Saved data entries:
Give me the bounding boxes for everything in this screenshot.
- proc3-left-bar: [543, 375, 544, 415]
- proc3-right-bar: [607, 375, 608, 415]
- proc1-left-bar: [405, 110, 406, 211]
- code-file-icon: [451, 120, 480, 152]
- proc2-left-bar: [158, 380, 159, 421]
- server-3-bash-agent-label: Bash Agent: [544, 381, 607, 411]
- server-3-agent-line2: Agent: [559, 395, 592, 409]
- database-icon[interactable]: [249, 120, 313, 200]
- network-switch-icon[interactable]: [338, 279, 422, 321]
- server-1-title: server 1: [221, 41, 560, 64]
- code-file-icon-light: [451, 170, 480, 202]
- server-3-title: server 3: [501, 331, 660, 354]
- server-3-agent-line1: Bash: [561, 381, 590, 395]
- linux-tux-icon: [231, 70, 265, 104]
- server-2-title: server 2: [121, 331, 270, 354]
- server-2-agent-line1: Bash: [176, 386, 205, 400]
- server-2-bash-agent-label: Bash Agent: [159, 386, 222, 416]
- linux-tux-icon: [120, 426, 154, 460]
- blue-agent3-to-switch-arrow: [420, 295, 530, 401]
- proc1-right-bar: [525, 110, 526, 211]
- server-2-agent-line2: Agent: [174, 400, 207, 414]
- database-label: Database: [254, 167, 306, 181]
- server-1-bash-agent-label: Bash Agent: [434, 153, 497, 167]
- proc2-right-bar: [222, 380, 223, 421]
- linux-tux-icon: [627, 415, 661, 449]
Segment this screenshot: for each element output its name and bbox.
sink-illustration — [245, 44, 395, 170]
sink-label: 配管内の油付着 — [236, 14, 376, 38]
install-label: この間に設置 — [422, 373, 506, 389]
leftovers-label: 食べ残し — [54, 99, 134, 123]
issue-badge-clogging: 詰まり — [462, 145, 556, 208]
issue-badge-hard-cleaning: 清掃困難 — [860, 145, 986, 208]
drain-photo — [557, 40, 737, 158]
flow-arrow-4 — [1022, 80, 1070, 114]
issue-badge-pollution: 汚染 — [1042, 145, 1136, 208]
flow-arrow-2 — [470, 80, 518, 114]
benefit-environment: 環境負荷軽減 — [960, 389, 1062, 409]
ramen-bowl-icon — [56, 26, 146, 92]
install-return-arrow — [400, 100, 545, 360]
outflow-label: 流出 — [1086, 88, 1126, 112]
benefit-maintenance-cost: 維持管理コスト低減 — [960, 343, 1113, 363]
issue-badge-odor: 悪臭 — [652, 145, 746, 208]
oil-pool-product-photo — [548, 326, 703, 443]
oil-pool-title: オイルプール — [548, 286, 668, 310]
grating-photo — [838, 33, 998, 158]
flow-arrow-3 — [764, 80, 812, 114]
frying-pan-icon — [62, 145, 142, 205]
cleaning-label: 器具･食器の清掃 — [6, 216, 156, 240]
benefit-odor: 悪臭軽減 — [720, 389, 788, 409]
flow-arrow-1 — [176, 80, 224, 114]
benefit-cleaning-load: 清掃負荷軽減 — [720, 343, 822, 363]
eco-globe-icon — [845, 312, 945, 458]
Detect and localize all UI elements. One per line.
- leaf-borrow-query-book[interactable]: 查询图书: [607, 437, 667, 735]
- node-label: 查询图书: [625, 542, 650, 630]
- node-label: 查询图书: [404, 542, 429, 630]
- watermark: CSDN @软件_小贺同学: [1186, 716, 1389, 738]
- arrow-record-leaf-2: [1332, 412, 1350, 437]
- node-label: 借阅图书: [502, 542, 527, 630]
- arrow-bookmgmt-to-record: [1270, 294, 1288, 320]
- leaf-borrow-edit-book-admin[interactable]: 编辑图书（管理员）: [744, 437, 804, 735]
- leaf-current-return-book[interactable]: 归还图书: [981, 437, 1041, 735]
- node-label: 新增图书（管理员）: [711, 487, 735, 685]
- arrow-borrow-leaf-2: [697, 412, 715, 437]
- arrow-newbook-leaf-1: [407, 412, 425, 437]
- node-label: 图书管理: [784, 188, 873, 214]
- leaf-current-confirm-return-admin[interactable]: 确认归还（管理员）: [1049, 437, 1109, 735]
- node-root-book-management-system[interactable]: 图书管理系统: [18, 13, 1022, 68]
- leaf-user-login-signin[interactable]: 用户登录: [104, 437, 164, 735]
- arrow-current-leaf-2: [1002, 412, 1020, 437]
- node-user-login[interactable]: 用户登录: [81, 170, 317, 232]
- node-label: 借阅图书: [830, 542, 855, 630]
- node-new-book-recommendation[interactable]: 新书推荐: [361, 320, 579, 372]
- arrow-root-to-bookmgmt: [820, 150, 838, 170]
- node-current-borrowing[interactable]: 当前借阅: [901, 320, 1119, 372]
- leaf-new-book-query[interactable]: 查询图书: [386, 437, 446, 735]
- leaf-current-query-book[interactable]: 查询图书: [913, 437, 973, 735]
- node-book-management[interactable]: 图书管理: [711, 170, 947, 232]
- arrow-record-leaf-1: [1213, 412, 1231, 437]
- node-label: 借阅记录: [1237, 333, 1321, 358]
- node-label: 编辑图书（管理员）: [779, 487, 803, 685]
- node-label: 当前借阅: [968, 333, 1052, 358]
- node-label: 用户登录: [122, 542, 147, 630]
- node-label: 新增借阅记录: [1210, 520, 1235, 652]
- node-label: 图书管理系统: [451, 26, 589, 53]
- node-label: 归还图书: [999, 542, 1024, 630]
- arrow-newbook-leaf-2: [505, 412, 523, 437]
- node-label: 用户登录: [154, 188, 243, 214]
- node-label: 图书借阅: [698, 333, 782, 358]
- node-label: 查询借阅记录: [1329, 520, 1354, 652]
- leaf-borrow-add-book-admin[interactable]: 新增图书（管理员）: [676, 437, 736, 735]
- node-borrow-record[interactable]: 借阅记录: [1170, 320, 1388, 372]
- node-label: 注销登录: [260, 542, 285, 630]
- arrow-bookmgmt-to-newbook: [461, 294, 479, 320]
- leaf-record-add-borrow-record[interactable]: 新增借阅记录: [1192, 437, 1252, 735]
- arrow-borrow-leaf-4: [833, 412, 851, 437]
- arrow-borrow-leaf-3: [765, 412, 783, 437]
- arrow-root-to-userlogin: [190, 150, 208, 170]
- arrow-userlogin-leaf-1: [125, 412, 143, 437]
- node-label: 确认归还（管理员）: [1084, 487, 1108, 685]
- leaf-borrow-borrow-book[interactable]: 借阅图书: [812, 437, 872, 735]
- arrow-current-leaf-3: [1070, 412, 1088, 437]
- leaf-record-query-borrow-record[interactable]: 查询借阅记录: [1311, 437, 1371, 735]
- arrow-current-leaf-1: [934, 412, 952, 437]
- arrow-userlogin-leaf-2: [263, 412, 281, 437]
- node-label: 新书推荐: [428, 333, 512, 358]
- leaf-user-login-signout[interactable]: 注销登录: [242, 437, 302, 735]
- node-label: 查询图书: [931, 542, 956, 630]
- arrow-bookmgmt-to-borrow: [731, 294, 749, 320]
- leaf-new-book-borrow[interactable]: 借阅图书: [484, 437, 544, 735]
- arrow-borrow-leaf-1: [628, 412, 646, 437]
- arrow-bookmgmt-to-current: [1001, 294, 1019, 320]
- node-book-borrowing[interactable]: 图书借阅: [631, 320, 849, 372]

Do this: Change "network-switch-icon" to "switch-icon" in the lines that run from the start through the line containing "- proc2-right-bar: [222, 380, 223, 421]", and return those lines with nothing else altered.

Answer to the exercise:
Give me the bounding boxes for everything in this screenshot.
- proc3-left-bar: [543, 375, 544, 415]
- proc3-right-bar: [607, 375, 608, 415]
- proc1-left-bar: [405, 110, 406, 211]
- code-file-icon: [451, 120, 480, 152]
- proc2-left-bar: [158, 380, 159, 421]
- server-3-bash-agent-label: Bash Agent: [544, 381, 607, 411]
- server-3-agent-line2: Agent: [559, 395, 592, 409]
- database-icon[interactable]: [249, 120, 313, 200]
- switch-icon[interactable]: [338, 279, 422, 321]
- server-1-title: server 1: [221, 41, 560, 64]
- code-file-icon-light: [451, 170, 480, 202]
- server-3-title: server 3: [501, 331, 660, 354]
- server-3-agent-line1: Bash: [561, 381, 590, 395]
- linux-tux-icon: [231, 70, 265, 104]
- server-2-title: server 2: [121, 331, 270, 354]
- server-2-agent-line1: Bash: [176, 386, 205, 400]
- server-2-bash-agent-label: Bash Agent: [159, 386, 222, 416]
- linux-tux-icon: [120, 426, 154, 460]
- blue-agent3-to-switch-arrow: [420, 295, 530, 401]
- proc1-right-bar: [525, 110, 526, 211]
- server-2-agent-line2: Agent: [174, 400, 207, 414]
- database-label: Database: [254, 167, 306, 181]
- server-1-bash-agent-label: Bash Agent: [434, 153, 497, 167]
- proc2-right-bar: [222, 380, 223, 421]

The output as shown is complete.